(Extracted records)
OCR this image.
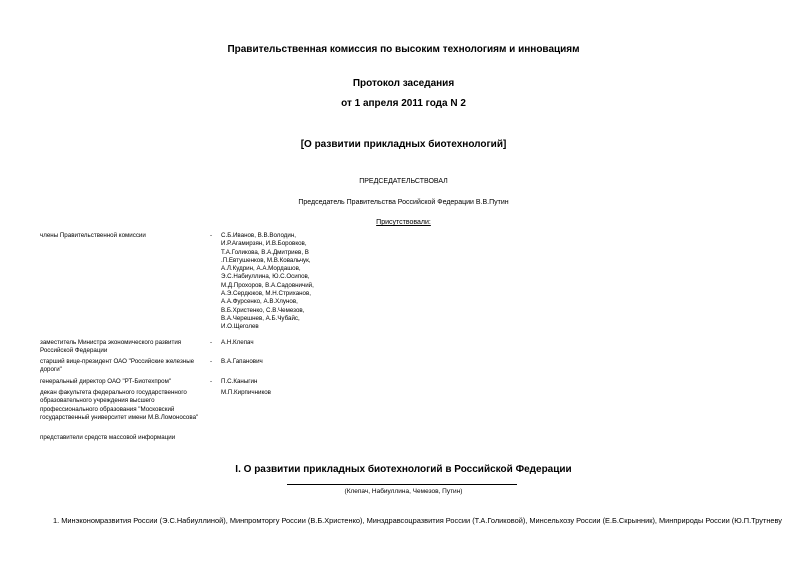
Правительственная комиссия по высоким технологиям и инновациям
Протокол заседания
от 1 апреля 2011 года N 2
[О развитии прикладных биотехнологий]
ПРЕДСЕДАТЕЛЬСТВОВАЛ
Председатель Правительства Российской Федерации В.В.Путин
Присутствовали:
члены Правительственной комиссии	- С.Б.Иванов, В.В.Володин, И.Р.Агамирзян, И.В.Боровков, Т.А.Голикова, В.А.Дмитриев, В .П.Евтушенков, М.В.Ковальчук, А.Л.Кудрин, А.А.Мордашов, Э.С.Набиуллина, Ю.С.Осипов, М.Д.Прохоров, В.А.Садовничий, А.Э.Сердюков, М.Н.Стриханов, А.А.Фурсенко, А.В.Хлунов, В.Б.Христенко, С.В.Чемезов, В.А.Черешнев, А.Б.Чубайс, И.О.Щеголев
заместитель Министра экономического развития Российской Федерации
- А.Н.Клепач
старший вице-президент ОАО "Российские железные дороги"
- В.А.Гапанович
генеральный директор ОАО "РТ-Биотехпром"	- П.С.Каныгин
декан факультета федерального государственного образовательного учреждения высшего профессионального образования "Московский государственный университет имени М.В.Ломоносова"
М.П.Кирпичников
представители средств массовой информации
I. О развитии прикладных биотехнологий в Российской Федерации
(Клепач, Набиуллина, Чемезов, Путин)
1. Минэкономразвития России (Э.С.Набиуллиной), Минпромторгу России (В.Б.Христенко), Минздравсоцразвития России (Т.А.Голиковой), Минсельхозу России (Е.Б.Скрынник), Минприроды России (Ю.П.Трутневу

◆ **Stated problem**: The answer is one number: how many lines of the material above contain "Российской".

◆ **Reply**: 3